◆ **Exercise prompt**: Select lines where the word "score" appears.

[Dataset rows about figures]

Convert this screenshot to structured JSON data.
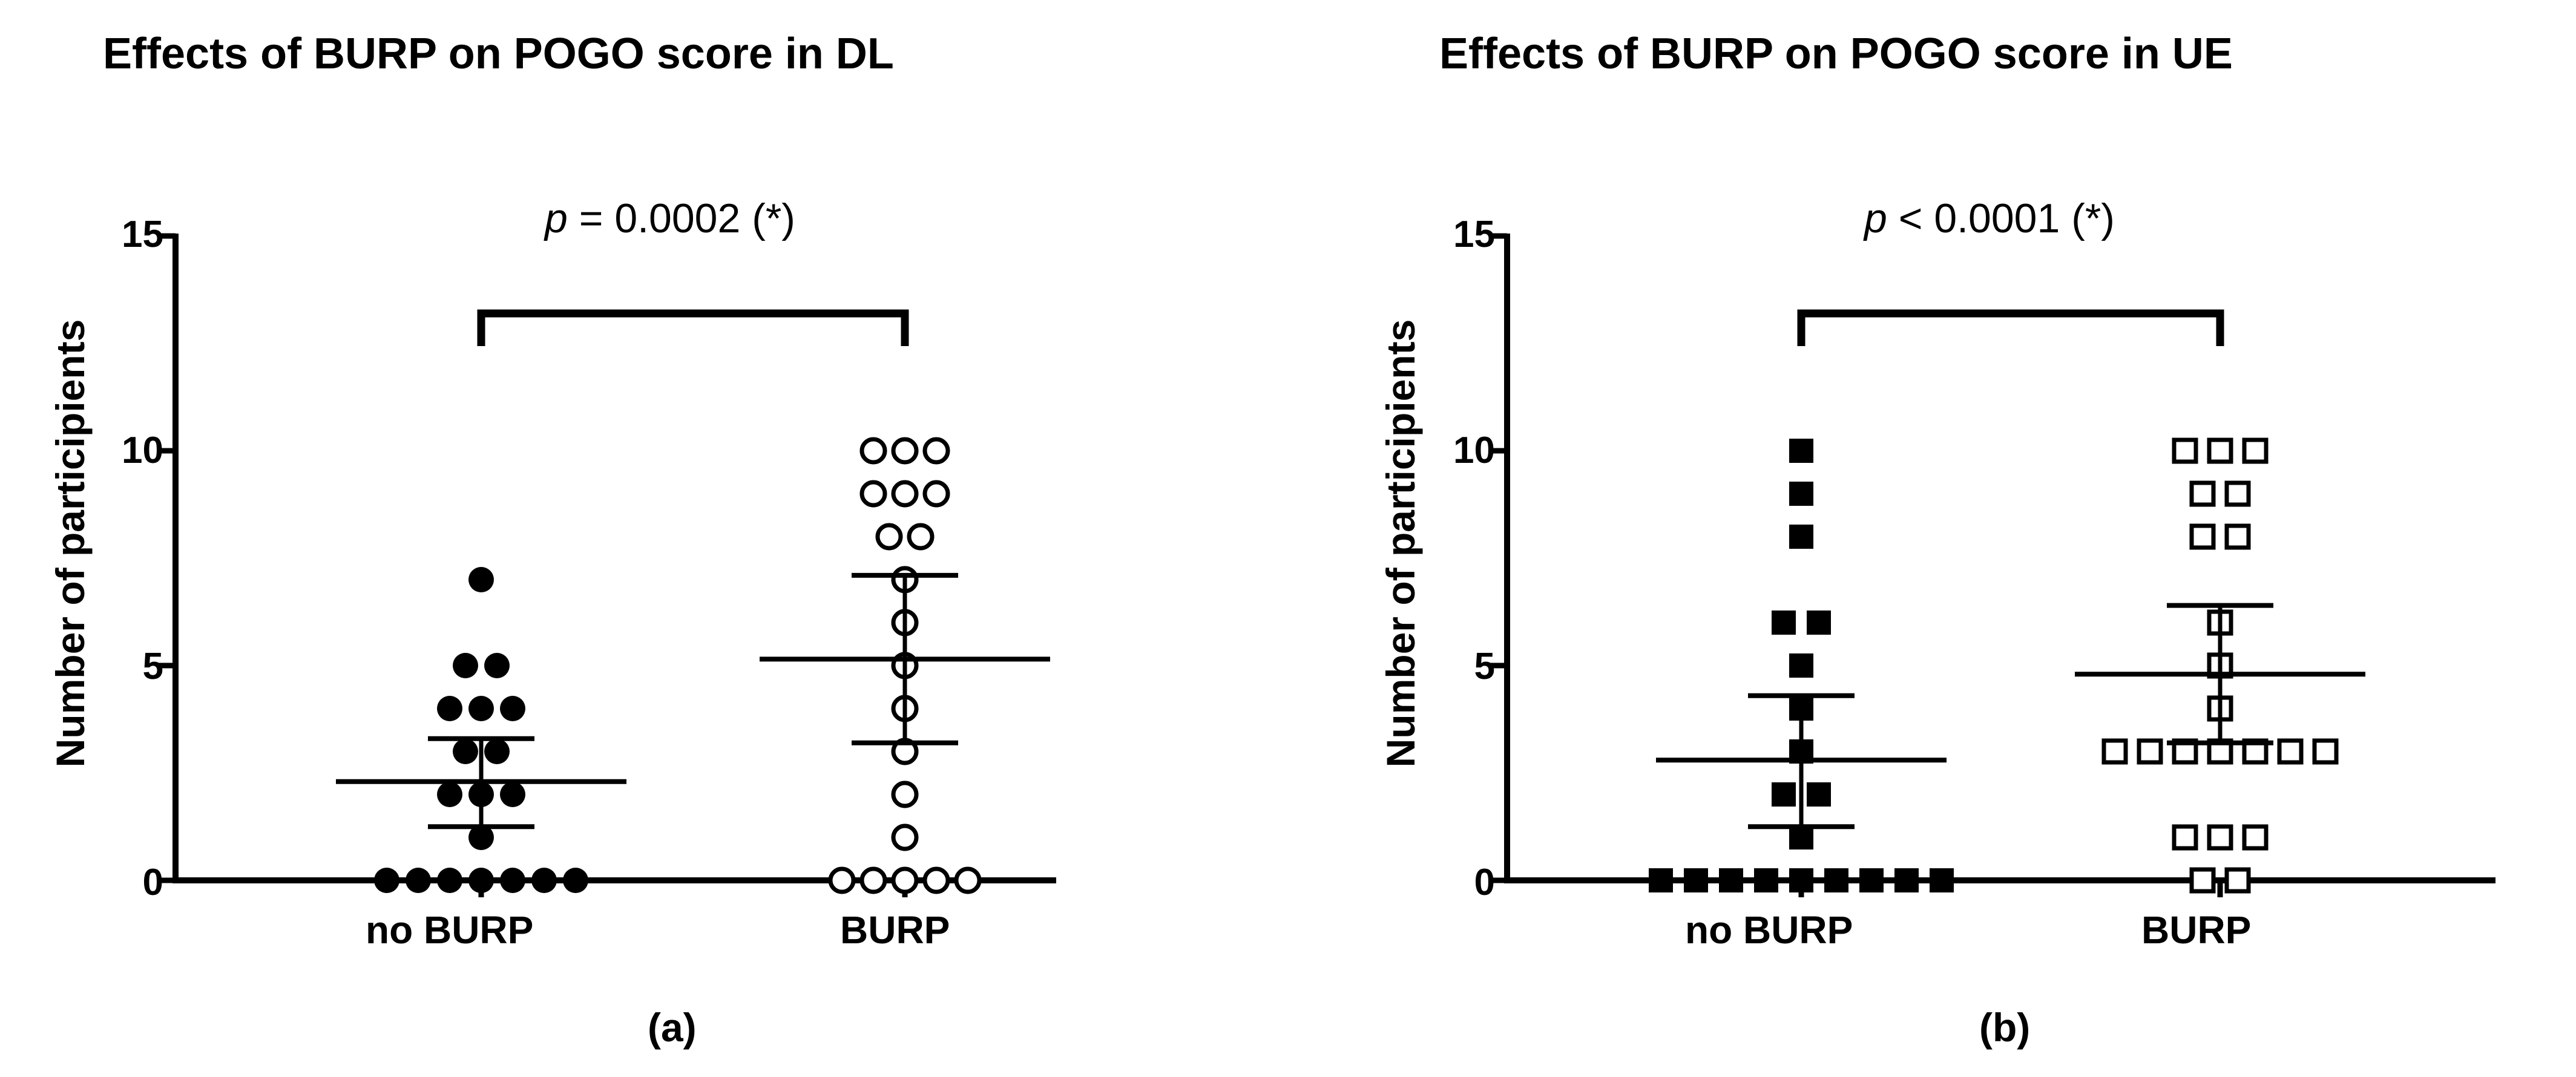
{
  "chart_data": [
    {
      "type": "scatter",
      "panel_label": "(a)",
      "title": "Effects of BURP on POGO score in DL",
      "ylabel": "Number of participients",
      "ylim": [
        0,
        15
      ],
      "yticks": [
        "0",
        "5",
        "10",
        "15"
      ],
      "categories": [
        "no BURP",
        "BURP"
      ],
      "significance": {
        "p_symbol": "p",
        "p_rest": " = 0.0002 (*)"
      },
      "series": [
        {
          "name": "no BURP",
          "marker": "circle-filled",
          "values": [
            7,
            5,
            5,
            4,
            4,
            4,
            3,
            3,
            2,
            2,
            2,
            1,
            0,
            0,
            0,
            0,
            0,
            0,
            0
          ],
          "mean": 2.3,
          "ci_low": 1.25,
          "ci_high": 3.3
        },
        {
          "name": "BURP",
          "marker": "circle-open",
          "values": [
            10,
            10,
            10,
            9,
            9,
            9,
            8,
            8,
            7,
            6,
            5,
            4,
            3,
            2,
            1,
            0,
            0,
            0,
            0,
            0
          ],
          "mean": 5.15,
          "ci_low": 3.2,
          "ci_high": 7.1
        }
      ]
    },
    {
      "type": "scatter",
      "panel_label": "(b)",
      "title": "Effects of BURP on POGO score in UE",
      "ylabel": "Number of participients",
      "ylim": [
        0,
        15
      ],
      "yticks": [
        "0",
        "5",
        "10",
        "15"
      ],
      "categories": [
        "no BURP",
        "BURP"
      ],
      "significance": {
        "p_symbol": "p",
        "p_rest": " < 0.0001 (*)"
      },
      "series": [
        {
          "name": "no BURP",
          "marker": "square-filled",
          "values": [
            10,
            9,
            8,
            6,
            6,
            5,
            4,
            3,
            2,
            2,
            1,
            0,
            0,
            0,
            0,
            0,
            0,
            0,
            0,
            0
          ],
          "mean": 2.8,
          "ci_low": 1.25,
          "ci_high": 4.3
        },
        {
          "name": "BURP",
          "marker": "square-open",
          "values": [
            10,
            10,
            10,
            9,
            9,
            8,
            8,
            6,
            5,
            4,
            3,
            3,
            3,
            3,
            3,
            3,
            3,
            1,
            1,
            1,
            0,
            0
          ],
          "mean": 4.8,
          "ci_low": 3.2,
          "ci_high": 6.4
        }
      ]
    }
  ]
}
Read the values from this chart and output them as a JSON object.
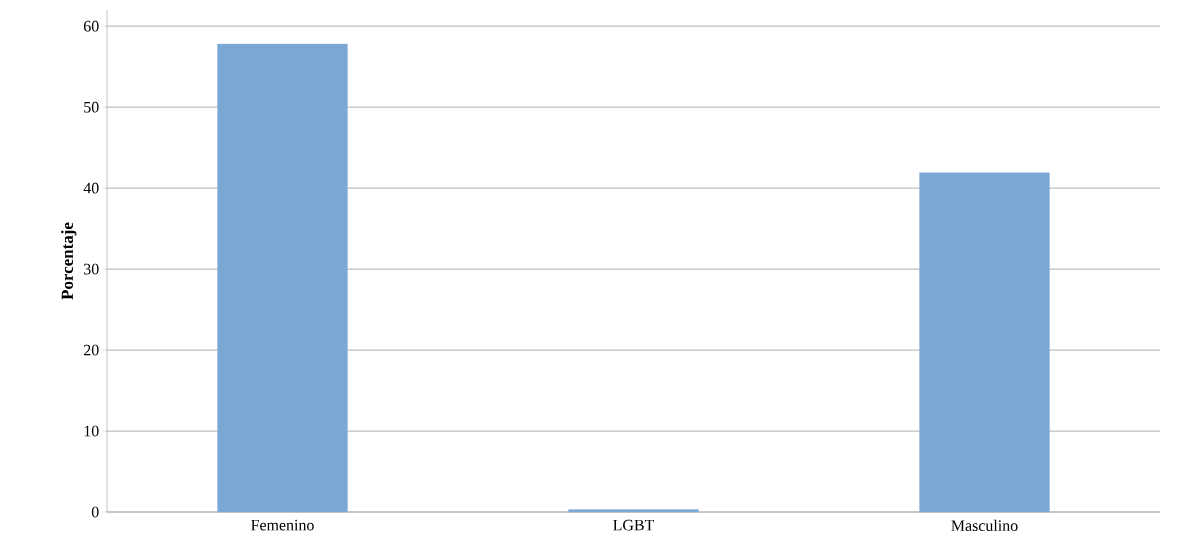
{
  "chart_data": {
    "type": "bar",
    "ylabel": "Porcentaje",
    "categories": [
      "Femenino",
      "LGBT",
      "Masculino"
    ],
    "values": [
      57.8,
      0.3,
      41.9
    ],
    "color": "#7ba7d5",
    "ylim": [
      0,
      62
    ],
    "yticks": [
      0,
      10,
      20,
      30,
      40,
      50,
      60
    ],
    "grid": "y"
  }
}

◆ **Exercise response**:
      "title": "Effects of BURP on POGO score in DL",
      "title": "Effects of BURP on POGO score in UE",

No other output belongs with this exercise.